* Exercise task:
Each line that holds the word "viewers" is to be identified and copied.
++++++++++++++++++++
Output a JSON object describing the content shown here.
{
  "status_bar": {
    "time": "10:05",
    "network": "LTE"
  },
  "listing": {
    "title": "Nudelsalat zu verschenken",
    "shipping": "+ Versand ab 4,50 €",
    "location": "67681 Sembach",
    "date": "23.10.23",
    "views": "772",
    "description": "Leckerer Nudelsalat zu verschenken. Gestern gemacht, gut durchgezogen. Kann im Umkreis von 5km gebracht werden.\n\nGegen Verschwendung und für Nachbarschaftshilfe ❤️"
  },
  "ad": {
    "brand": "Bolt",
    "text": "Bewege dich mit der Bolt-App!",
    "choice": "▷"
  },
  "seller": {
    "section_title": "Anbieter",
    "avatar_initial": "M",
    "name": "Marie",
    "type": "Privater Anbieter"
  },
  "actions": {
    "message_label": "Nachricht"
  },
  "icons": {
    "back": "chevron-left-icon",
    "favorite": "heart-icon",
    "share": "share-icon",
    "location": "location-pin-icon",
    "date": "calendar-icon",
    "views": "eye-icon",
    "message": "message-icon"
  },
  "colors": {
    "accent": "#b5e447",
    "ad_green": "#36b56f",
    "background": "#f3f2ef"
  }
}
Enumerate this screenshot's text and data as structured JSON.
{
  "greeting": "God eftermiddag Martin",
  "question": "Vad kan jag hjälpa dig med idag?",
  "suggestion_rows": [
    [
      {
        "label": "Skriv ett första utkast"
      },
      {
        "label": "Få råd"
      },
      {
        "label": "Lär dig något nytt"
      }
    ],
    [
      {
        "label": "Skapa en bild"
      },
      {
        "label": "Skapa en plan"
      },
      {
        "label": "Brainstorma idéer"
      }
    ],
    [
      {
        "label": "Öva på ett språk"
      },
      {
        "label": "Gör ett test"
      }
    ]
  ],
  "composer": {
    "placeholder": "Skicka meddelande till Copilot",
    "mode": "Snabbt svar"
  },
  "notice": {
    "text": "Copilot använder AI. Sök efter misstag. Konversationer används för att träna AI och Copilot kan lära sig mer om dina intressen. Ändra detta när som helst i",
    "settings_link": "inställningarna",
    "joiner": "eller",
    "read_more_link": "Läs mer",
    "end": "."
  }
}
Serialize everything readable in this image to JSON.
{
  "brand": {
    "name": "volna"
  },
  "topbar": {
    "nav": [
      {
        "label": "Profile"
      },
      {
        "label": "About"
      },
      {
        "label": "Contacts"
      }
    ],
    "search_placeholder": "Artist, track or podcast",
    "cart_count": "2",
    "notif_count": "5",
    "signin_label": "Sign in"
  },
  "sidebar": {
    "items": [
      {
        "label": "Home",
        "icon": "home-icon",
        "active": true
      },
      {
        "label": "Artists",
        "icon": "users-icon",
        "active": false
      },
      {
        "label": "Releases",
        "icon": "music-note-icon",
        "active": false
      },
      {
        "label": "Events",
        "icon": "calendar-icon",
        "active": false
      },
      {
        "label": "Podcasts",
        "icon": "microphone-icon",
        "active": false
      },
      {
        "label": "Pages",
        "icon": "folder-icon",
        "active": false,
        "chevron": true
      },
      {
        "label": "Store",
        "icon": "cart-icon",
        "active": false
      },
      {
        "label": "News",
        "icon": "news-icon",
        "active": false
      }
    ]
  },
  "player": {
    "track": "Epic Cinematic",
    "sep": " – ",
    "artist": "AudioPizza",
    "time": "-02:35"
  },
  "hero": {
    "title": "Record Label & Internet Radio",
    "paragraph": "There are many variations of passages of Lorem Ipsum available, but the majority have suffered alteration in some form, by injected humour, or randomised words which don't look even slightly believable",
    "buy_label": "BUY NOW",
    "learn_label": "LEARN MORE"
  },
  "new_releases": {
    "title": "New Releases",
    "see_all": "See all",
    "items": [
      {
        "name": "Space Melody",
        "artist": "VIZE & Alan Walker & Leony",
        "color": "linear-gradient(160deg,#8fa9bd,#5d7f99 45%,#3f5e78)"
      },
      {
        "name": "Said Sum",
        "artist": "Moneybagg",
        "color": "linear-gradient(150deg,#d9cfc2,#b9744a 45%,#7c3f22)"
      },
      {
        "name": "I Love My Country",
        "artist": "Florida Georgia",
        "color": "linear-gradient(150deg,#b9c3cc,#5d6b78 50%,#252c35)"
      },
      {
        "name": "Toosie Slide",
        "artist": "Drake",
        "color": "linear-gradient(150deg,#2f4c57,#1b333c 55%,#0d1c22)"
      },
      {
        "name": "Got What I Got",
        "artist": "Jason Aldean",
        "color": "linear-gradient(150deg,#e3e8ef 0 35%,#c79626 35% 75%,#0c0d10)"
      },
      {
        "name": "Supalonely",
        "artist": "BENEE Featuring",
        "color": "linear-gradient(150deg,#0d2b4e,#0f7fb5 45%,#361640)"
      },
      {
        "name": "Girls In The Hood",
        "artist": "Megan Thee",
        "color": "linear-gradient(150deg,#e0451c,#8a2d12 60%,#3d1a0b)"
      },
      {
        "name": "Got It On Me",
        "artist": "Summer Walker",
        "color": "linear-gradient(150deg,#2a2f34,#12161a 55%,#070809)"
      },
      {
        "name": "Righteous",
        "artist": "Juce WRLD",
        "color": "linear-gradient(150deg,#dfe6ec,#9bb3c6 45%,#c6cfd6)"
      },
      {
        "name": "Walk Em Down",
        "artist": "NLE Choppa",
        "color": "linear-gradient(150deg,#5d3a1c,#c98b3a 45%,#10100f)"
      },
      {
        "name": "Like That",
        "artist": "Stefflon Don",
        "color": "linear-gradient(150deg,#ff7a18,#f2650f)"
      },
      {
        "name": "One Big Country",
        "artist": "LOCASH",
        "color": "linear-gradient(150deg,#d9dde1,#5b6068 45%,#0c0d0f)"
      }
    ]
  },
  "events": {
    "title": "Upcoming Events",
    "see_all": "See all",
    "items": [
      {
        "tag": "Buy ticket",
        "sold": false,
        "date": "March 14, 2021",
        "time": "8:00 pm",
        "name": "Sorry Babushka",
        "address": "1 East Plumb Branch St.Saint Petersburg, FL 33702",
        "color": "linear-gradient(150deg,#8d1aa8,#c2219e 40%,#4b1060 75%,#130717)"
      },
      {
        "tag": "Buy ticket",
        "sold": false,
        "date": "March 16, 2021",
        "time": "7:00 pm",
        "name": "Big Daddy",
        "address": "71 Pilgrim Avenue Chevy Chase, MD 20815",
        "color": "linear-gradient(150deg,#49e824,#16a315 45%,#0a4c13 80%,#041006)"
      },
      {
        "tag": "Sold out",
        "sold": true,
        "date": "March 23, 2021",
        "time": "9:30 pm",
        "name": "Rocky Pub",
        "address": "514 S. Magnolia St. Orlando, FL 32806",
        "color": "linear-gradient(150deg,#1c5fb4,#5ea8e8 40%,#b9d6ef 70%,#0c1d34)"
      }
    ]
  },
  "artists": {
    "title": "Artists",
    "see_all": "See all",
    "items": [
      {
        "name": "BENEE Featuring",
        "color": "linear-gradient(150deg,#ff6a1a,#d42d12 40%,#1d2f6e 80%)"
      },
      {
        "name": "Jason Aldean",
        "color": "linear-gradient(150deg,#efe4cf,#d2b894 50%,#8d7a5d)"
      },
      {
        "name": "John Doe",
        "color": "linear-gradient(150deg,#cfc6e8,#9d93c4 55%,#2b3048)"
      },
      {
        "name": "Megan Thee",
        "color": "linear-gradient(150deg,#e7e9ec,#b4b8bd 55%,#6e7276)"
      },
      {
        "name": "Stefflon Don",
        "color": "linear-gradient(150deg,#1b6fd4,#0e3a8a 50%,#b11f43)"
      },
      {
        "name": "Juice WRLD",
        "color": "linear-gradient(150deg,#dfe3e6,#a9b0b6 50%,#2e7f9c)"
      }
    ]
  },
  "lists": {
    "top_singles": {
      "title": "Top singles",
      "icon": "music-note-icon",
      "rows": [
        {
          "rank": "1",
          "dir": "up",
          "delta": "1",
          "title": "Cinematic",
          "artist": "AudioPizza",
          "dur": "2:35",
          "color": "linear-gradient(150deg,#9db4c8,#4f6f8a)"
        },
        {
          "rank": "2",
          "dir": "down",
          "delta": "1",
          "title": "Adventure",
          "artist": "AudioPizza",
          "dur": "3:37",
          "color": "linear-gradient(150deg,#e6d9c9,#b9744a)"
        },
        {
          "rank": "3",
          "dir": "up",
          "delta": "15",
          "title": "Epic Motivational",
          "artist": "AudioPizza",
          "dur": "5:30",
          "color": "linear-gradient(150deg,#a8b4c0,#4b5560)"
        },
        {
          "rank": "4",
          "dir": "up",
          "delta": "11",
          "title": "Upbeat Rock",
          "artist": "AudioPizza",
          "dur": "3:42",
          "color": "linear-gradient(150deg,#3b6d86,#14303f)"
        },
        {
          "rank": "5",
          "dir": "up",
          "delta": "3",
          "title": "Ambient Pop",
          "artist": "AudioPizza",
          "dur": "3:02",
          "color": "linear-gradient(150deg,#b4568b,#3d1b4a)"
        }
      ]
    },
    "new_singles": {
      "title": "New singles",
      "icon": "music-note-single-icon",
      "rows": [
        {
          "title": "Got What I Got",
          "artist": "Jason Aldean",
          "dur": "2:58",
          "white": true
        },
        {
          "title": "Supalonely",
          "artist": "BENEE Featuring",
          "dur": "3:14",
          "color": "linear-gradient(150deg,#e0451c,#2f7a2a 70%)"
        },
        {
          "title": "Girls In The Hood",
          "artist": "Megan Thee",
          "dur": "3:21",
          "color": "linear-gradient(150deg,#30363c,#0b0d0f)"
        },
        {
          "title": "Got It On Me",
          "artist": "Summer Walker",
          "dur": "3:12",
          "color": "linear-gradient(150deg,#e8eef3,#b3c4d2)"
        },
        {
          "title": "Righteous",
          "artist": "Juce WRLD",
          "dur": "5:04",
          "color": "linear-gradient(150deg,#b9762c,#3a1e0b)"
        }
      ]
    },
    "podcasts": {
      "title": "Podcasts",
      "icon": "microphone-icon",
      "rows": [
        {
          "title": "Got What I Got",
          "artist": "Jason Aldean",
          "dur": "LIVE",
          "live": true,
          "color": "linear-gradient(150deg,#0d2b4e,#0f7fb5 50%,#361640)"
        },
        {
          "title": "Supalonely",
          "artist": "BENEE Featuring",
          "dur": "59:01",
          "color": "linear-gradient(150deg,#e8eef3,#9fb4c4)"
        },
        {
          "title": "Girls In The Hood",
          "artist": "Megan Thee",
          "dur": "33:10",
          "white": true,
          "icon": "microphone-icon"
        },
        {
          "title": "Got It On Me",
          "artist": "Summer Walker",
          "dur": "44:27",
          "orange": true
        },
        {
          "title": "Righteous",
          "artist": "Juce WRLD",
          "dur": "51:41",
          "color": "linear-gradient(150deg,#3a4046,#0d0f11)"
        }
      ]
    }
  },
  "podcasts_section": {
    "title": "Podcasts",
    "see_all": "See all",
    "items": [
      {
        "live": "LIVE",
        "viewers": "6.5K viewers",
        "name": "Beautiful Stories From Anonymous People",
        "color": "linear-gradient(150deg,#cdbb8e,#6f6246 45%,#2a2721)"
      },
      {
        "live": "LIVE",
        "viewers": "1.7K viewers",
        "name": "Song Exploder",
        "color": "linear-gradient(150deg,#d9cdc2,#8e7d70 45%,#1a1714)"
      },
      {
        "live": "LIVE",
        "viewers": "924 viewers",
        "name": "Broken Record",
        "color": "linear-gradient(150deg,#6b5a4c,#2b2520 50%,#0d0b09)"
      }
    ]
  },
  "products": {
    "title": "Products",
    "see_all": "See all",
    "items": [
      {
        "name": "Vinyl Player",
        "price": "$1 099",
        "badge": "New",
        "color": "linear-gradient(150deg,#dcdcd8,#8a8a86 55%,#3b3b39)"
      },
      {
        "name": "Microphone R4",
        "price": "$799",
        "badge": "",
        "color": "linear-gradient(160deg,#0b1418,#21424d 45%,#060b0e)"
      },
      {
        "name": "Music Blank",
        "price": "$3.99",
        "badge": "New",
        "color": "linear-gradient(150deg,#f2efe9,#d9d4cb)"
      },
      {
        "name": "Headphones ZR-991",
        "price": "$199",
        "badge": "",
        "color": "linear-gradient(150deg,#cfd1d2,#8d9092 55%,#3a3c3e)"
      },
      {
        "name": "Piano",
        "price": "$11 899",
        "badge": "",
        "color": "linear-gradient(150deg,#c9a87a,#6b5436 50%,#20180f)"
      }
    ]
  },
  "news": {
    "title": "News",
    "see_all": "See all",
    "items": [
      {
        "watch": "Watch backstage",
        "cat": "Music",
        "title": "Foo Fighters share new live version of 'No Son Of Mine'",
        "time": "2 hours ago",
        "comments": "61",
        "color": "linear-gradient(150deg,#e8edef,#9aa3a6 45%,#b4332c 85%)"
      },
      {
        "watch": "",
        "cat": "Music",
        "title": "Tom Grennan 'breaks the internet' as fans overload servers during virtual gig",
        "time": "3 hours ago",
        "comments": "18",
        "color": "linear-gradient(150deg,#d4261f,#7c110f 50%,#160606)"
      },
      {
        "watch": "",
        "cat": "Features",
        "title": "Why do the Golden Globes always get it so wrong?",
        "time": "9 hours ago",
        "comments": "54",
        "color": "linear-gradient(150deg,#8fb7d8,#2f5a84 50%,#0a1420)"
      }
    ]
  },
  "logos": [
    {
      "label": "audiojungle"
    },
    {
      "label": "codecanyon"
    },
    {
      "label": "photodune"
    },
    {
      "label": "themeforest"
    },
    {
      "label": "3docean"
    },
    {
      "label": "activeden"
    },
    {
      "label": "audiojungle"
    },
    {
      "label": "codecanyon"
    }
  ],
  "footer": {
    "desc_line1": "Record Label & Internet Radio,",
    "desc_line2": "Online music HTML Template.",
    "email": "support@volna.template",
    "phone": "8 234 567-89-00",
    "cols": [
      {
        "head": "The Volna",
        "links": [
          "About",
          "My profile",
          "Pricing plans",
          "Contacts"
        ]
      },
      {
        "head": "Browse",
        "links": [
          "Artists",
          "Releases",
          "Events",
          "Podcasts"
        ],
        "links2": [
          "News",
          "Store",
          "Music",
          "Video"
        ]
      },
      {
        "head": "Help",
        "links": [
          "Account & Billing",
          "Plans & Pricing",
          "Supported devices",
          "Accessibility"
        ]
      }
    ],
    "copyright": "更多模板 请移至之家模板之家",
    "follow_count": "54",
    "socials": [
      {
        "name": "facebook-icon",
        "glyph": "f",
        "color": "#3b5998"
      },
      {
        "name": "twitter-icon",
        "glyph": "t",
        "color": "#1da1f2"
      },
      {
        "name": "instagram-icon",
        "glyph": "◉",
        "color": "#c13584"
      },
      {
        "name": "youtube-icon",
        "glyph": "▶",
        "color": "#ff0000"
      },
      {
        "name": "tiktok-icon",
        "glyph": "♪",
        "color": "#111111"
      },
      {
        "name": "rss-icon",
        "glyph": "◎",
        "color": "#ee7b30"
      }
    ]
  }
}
++++++++++++++++++++
* Solution to the exercise:
        "viewers": "6.5K viewers",
        "viewers": "1.7K viewers",
        "viewers": "924 viewers",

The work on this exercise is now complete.